AIM: From the listing below, pull out every line where the string "this" appears.

begin RECORDS FOR THE EXERCISE

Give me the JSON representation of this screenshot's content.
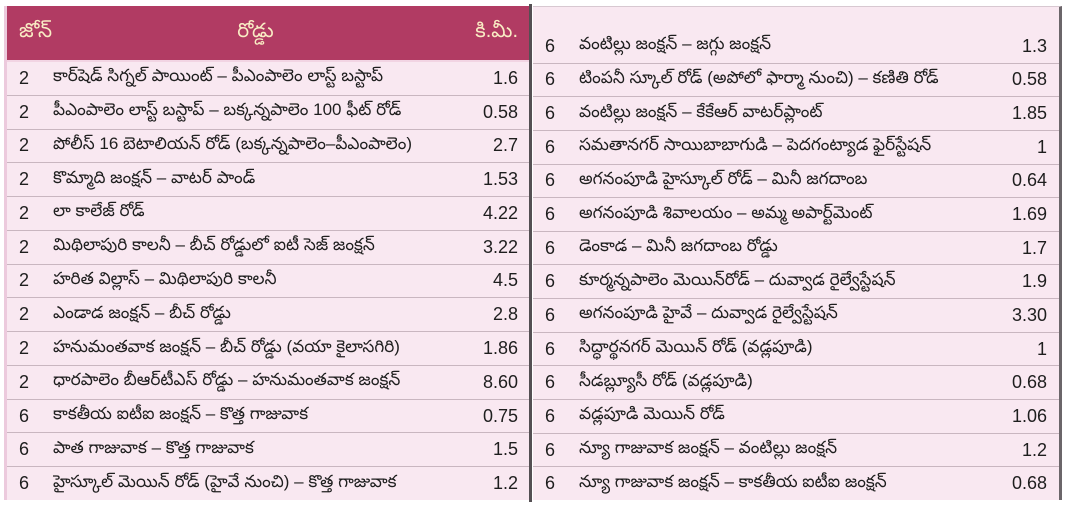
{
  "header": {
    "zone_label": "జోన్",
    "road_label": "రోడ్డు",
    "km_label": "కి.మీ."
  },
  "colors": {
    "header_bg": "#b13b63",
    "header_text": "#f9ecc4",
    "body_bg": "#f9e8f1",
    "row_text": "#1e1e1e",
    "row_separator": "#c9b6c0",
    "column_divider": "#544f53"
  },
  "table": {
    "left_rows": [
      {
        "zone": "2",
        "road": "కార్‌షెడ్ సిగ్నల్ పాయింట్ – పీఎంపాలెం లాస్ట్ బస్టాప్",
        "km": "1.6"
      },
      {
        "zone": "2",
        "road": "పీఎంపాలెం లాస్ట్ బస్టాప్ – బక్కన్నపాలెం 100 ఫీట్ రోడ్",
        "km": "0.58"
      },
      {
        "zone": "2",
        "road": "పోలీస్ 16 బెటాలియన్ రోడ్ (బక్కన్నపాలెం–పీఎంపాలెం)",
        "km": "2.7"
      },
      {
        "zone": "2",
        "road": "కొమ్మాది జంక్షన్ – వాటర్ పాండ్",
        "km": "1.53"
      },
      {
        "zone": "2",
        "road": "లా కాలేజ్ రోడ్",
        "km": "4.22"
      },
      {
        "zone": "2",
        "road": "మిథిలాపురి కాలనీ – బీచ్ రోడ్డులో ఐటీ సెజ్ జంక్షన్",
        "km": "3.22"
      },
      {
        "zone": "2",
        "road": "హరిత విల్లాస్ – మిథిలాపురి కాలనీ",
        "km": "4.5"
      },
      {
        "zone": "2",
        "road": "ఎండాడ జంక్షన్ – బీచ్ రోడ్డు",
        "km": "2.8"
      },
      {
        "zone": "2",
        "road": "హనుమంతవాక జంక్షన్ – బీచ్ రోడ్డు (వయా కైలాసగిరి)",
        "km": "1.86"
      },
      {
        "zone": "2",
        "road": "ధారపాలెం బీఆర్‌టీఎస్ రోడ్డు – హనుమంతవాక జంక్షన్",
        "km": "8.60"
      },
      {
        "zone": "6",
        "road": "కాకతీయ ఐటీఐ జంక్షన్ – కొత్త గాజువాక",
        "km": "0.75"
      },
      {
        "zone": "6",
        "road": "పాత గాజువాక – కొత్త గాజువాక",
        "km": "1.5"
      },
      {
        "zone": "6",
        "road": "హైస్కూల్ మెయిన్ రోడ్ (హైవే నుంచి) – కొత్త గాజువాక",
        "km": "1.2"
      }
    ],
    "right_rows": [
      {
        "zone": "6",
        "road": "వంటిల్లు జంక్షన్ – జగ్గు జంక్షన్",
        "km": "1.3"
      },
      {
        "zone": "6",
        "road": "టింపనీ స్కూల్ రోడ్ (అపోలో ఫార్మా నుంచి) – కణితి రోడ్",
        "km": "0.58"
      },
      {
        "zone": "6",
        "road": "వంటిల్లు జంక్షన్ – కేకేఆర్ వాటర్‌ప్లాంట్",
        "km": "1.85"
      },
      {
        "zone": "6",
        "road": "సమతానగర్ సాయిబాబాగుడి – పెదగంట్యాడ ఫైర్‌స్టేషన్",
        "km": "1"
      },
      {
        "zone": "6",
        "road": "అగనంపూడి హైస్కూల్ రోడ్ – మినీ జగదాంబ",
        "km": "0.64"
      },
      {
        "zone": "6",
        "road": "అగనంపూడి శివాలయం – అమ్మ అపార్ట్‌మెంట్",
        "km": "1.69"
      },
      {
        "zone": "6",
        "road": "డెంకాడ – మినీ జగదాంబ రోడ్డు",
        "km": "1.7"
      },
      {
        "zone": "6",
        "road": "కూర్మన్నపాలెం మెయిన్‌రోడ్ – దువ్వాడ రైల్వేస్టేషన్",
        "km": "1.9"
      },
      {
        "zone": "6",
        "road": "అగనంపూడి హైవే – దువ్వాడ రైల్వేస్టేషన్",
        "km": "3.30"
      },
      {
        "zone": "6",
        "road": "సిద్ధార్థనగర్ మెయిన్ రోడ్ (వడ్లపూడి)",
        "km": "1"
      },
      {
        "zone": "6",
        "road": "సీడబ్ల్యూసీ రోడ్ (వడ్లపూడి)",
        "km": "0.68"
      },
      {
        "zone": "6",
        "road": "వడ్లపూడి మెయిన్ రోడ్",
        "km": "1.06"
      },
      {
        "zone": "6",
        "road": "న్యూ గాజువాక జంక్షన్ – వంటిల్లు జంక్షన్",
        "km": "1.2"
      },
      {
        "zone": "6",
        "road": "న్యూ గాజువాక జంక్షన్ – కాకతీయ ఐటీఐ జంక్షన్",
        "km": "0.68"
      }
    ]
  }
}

end RECORDS FOR THE EXERCISE
begin RECORDS FOR THE EXERCISE

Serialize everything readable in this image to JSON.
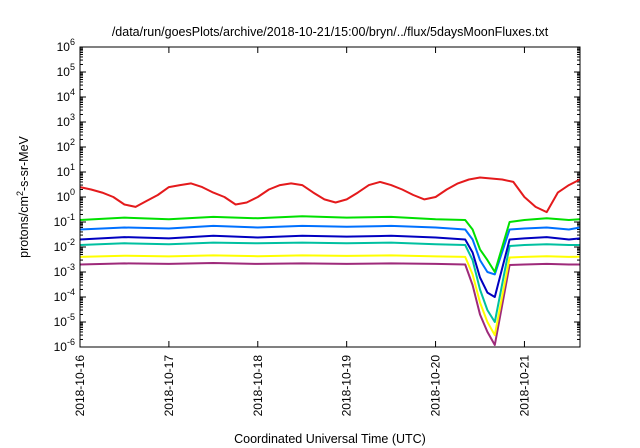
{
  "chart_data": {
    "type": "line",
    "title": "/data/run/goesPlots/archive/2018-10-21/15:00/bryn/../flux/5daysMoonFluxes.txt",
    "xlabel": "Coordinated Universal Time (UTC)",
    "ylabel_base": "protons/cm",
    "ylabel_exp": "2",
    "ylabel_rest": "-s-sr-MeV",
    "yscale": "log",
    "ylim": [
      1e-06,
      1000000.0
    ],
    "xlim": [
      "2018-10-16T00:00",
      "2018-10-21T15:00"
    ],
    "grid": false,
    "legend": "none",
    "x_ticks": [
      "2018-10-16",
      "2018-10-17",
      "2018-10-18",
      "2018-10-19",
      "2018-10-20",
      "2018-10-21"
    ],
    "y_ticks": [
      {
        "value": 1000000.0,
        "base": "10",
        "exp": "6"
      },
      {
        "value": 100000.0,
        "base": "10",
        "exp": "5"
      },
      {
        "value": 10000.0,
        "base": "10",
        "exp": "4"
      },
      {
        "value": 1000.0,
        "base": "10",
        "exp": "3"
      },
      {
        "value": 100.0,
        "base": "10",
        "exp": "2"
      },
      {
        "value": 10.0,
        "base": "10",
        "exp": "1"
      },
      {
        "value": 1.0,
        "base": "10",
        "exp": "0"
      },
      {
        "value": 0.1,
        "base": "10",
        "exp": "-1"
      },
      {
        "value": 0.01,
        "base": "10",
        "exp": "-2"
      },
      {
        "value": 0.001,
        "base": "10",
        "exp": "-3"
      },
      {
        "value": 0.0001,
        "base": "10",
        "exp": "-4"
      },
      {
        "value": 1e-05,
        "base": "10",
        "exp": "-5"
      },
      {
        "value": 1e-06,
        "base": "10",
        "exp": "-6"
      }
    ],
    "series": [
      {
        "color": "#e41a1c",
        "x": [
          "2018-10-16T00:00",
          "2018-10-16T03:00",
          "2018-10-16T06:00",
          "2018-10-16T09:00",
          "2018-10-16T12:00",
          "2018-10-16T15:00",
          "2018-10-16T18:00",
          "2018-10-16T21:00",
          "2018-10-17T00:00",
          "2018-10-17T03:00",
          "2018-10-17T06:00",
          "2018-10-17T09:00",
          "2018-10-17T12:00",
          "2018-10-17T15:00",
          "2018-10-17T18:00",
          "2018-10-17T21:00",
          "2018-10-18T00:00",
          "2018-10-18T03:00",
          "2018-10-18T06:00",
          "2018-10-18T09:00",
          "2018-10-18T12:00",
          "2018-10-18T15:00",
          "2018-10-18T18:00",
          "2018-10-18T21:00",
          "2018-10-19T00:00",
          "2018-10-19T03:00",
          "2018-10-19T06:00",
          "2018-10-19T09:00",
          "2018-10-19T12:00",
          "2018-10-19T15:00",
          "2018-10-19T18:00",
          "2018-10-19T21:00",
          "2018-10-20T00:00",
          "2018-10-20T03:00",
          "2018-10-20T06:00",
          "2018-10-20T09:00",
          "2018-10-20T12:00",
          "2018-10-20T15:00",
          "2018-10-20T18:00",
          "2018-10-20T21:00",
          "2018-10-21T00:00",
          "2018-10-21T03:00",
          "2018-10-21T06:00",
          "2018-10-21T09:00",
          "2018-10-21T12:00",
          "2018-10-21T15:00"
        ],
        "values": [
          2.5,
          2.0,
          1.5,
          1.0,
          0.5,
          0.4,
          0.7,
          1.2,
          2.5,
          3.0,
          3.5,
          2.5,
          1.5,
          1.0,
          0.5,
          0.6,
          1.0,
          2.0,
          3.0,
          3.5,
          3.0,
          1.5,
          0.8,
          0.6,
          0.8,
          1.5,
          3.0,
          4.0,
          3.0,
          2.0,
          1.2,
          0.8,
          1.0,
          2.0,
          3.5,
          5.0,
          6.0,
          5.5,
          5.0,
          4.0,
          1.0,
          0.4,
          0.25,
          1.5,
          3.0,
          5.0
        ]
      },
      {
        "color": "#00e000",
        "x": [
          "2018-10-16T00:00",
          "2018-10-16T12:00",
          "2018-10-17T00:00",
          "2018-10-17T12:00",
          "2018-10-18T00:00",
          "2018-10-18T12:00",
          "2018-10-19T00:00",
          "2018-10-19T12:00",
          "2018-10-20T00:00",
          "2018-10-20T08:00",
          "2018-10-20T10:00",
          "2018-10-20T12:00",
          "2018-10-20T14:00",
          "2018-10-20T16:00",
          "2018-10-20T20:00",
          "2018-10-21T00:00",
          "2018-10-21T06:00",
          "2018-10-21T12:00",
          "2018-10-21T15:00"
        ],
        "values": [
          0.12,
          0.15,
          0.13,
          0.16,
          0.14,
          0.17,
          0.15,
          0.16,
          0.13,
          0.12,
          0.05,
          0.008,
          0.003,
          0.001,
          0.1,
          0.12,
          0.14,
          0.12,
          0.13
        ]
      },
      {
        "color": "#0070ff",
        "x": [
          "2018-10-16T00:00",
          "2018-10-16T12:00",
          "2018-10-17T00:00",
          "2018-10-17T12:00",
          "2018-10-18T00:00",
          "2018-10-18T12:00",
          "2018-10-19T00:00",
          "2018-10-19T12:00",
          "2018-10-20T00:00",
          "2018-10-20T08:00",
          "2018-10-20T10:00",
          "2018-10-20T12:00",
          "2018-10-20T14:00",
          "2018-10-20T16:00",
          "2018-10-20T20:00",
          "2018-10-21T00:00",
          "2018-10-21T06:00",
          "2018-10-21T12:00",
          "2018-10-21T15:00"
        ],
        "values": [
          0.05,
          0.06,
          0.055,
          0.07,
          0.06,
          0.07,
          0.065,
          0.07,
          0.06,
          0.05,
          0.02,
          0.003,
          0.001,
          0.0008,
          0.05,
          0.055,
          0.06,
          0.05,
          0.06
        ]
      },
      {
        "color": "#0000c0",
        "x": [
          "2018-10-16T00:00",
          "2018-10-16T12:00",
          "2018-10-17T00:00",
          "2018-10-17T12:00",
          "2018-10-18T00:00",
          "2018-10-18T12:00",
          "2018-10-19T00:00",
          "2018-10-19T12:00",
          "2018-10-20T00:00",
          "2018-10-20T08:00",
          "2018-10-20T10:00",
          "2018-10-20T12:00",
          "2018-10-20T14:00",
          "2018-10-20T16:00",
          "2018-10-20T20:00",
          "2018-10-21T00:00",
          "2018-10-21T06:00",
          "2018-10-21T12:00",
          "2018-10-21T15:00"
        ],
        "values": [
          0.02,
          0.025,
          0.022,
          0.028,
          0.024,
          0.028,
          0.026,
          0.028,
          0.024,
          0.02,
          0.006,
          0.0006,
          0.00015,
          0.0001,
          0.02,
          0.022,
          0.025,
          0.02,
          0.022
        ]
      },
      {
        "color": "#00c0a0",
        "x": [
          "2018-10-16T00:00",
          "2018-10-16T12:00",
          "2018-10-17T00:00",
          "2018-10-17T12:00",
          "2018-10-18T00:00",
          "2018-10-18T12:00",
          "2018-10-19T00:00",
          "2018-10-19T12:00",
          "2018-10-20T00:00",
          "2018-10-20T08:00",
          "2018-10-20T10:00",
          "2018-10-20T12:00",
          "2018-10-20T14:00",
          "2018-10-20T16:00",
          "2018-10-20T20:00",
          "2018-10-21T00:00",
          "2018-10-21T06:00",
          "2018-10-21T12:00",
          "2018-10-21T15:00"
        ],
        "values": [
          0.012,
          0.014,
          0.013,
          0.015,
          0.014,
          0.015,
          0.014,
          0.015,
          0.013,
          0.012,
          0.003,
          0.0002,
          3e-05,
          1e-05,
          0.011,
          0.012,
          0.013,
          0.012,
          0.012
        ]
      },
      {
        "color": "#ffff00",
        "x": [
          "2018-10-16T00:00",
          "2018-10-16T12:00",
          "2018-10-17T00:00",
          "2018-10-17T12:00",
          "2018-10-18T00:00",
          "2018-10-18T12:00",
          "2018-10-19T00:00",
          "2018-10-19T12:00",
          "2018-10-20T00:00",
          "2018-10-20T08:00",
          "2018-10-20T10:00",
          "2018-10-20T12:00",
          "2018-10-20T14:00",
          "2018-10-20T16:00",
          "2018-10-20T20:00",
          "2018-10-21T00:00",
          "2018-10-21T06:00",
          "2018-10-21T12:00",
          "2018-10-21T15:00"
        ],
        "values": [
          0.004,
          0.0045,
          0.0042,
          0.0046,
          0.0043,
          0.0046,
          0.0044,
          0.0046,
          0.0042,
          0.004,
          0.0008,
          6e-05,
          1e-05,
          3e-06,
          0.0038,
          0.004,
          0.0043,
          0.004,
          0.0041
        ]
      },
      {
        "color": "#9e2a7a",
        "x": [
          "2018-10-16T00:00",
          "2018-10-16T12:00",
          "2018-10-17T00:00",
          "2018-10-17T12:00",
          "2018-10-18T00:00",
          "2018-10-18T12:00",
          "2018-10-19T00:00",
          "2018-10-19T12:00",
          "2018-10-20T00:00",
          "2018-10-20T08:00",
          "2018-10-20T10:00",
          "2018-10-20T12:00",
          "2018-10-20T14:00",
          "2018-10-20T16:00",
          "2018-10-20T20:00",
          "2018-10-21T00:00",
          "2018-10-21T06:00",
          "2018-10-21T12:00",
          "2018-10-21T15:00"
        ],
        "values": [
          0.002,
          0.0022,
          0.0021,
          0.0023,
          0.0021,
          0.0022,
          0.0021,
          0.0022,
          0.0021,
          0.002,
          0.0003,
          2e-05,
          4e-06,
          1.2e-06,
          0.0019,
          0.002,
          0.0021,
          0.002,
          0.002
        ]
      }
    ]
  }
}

end RECORDS FOR THE EXERCISE

FINAL RESULT:
Give me the JSON representation of this screenshot's content.
Serialize everything readable in this image to JSON.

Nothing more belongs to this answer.